- **WHAT YOU NEED TO DO**: Going through the material below, please gather all lines with the word "Pinout" in them.

Part of a data file:
______________________________
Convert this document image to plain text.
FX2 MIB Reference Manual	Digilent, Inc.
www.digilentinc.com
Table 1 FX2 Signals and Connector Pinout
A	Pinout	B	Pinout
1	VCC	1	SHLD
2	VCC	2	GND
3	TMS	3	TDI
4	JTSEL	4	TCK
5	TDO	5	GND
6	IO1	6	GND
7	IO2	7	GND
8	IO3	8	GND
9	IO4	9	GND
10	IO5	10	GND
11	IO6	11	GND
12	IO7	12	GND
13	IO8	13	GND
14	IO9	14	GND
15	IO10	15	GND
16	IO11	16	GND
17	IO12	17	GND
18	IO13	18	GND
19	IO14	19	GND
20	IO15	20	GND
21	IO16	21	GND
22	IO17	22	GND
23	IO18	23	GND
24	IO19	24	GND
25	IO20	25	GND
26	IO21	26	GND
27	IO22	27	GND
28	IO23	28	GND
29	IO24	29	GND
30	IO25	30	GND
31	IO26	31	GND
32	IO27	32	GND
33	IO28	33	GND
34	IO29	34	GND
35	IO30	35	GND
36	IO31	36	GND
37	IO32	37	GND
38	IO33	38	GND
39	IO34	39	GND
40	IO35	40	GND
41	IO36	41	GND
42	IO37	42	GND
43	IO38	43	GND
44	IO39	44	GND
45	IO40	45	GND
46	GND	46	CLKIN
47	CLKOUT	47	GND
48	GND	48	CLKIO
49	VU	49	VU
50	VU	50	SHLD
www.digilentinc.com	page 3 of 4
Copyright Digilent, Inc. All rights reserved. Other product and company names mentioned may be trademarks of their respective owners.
______________________________
- **SOLUTION FOR THIS TASK**:
Table 1 FX2 Signals and Connector Pinout
A	Pinout	B	Pinout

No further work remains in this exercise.